Your objective — Transcribe every line of the listing below without any deviation.

Material shown —

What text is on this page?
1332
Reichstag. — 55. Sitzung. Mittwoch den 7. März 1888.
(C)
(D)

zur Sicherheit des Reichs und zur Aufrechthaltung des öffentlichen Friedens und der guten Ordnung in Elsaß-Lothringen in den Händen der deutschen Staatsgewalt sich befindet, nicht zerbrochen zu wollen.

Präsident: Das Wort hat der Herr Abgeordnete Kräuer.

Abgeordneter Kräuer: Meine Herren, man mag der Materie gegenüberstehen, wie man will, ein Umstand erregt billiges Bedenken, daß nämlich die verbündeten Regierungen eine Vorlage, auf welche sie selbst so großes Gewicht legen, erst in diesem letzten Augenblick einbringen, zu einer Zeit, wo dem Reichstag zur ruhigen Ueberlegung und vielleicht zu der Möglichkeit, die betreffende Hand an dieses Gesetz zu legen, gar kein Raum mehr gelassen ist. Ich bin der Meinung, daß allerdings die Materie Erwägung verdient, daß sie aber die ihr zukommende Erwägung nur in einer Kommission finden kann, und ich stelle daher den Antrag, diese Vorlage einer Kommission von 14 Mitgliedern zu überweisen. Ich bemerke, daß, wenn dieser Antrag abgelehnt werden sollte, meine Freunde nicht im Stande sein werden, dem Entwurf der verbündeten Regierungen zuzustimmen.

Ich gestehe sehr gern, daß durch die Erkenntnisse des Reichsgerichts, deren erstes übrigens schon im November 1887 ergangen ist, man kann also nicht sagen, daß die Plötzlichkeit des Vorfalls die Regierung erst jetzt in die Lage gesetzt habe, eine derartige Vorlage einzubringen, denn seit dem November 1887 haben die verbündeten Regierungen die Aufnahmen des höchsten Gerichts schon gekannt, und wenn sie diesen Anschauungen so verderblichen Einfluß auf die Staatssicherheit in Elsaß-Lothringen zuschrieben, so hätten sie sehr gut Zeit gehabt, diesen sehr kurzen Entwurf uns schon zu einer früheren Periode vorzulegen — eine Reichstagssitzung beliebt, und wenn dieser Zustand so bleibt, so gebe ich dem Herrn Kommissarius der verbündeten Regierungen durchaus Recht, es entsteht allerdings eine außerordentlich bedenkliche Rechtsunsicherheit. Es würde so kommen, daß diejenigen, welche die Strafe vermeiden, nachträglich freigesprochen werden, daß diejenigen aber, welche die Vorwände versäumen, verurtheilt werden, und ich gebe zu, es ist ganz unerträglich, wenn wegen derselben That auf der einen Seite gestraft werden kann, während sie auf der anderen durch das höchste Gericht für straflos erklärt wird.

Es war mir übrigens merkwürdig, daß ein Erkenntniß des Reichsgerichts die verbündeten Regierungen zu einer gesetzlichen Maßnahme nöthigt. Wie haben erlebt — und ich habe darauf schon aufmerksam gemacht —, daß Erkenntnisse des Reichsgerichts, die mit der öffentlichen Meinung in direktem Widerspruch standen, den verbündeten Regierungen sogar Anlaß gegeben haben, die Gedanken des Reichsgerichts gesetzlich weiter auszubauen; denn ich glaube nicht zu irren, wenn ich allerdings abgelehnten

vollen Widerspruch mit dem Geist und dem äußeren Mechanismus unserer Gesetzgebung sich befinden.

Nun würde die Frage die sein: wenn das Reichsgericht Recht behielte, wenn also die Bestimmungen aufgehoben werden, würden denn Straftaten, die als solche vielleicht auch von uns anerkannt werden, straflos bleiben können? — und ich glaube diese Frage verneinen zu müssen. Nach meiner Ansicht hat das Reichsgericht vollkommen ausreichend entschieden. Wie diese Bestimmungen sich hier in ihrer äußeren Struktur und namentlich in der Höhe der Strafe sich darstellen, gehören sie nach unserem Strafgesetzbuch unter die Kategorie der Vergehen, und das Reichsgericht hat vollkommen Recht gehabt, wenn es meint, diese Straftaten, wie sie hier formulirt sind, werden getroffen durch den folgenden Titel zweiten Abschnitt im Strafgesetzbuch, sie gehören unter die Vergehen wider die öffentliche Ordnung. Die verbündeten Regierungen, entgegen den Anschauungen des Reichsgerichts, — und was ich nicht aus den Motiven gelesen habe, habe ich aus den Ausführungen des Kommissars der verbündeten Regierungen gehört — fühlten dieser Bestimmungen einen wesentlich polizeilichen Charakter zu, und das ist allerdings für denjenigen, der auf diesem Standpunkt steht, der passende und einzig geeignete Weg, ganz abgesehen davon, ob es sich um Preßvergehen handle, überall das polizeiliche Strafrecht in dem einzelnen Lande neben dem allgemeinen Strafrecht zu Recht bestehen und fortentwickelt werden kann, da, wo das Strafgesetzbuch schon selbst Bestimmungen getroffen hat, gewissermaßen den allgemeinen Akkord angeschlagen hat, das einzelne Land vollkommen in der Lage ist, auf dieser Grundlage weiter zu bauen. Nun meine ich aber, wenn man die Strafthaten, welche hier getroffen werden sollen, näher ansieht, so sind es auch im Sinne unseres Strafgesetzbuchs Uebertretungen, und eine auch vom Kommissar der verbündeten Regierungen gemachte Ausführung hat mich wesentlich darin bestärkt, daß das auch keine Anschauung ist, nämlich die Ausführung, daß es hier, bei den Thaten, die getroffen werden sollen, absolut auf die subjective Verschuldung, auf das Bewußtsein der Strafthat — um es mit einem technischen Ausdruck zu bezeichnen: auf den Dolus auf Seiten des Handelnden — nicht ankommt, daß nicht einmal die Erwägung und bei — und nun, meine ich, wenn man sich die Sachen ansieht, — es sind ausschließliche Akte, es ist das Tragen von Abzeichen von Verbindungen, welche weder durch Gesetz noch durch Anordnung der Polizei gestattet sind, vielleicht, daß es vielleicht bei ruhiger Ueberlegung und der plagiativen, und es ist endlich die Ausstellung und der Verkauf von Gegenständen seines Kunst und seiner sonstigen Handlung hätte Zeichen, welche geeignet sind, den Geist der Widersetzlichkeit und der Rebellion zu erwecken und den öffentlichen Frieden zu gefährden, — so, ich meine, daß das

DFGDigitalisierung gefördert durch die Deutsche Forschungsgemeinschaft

Solution below —
What text is on this page?
1332
Reichstag. — 55. Sitzung. Mittwoch den 7. März 1888.
(C)
(D)

zur Sicherheit des Reichs und zur Aufrechthaltung des öffentlichen Friedens und der guten Ordnung in Elsaß-Lothringen in den Händen der deutschen Staatsgewalt sich befindet, nicht zerbrochen zu wollen.

Präsident: Das Wort hat der Herr Abgeordnete Kräuer.

Abgeordneter Kräuer: Meine Herren, man mag der Materie gegenüberstehen, wie man will, ein Umstand erregt billiges Bedenken, daß nämlich die verbündeten Regierungen eine Vorlage, auf welche sie selbst so großes Gewicht legen, erst in diesem letzten Augenblick einbringen, zu einer Zeit, wo dem Reichstag zur ruhigen Ueberlegung und vielleicht zu der Möglichkeit, die betreffende Hand an dieses Gesetz zu legen, gar kein Raum mehr gelassen ist. Ich bin der Meinung, daß allerdings die Materie Erwägung verdient, daß sie aber die ihr zukommende Erwägung nur in einer Kommission finden kann, und ich stelle daher den Antrag, diese Vorlage einer Kommission von 14 Mitgliedern zu überweisen. Ich bemerke, daß, wenn dieser Antrag abgelehnt werden sollte, meine Freunde nicht im Stande sein werden, dem Entwurf der verbündeten Regierungen zuzustimmen.

Ich gestehe sehr gern, daß durch die Erkenntnisse des Reichsgerichts, deren erstes übrigens schon im November 1887 ergangen ist, man kann also nicht sagen, daß die Plötzlichkeit des Vorfalls die Regierung erst jetzt in die Lage gesetzt habe, eine derartige Vorlage einzubringen, denn seit dem November 1887 haben die verbündeten Regierungen die Aufnahmen des höchsten Gerichts schon gekannt, und wenn sie diesen Anschauungen so verderblichen Einfluß auf die Staatssicherheit in Elsaß-Lothringen zuschrieben, so hätten sie sehr gut Zeit gehabt, diesen sehr kurzen Entwurf uns schon zu einer früheren Periode vorzulegen — eine Reichstagssitzung beliebt, und wenn dieser Zustand so bleibt, so gebe ich dem Herrn Kommissarius der verbündeten Regierungen durchaus Recht, es entsteht allerdings eine außerordentlich bedenkliche Rechtsunsicherheit. Es würde so kommen, daß diejenigen, welche die Strafe vermeiden, nachträglich freigesprochen werden, daß diejenigen aber, welche die Vorwände versäumen, verurtheilt werden, und ich gebe zu, es ist ganz unerträglich, wenn wegen derselben That auf der einen Seite gestraft werden kann, während sie auf der anderen durch das höchste Gericht für straflos erklärt wird.

Es war mir übrigens merkwürdig, daß ein Erkenntniß des Reichsgerichts die verbündeten Regierungen zu einer gesetzlichen Maßnahme nöthigt. Wie haben erlebt — und ich habe darauf schon aufmerksam gemacht —, daß Erkenntnisse des Reichsgerichts, die mit der öffentlichen Meinung in direktem Widerspruch standen, den verbündeten Regierungen sogar Anlaß gegeben haben, die Gedanken des Reichsgerichts gesetzlich weiter auszubauen; denn ich glaube nicht zu irren, wenn ich allerdings abgelehnten

vollen Widerspruch mit dem Geist und dem äußeren Mechanismus unserer Gesetzgebung sich befinden.

Nun würde die Frage die sein: wenn das Reichsgericht Recht behielte, wenn also die Bestimmungen aufgehoben werden, würden denn Straftaten, die als solche vielleicht auch von uns anerkannt werden, straflos bleiben können? — und ich glaube diese Frage verneinen zu müssen. Nach meiner Ansicht hat das Reichsgericht vollkommen ausreichend entschieden. Wie diese Bestimmungen sich hier in ihrer äußeren Struktur und namentlich in der Höhe der Strafe sich darstellen, gehören sie nach unserem Strafgesetzbuch unter die Kategorie der Vergehen, und das Reichsgericht hat vollkommen Recht gehabt, wenn es meint, diese Straftaten, wie sie hier formulirt sind, werden getroffen durch den folgenden Titel zweiten Abschnitt im Strafgesetzbuch, sie gehören unter die Vergehen wider die öffentliche Ordnung. Die verbündeten Regierungen, entgegen den Anschauungen des Reichsgerichts, — und was ich nicht aus den Motiven gelesen habe, habe ich aus den Ausführungen des Kommissars der verbündeten Regierungen gehört — fühlten dieser Bestimmungen einen wesentlich polizeilichen Charakter zu, und das ist allerdings für denjenigen, der auf diesem Standpunkt steht, der passende und einzig geeignete Weg, ganz abgesehen davon, ob es sich um Preßvergehen handle, überall das polizeiliche Strafrecht in dem einzelnen Lande neben dem allgemeinen Strafrecht zu Recht bestehen und fortentwickelt werden kann, da, wo das Strafgesetzbuch schon selbst Bestimmungen getroffen hat, gewissermaßen den allgemeinen Akkord angeschlagen hat, das einzelne Land vollkommen in der Lage ist, auf dieser Grundlage weiter zu bauen. Nun meine ich aber, wenn man die Strafthaten, welche hier getroffen werden sollen, näher ansieht, so sind es auch im Sinne unseres Strafgesetzbuchs Uebertretungen, und eine auch vom Kommissar der verbündeten Regierungen gemachte Ausführung hat mich wesentlich darin bestärkt, daß das auch keine Anschauung ist, nämlich die Ausführung, daß es hier, bei den Thaten, die getroffen werden sollen, absolut auf die subjective Verschuldung, auf das Bewußtsein der Strafthat — um es mit einem technischen Ausdruck zu bezeichnen: auf den Dolus auf Seiten des Handelnden — nicht ankommt, daß nicht einmal die Erwägung und bei — und nun, meine ich, wenn man sich die Sachen ansieht, — es sind ausschließliche Akte, es ist das Tragen von Abzeichen von Verbindungen, welche weder durch Gesetz noch durch Anordnung der Polizei gestattet sind, vielleicht, daß es vielleicht bei ruhiger Ueberlegung und der plagiativen, und es ist endlich die Ausstellung und der Verkauf von Gegenständen seines Kunst und seiner sonstigen Handlung hätte Zeichen, welche geeignet sind, den Geist der Widersetzlichkeit und der Rebellion zu erwecken und den öffentlichen Frieden zu gefährden, — so, ich meine, daß das

DFGDigitalisierung gefördert durch die Deutsche Forschungsgemeinschaft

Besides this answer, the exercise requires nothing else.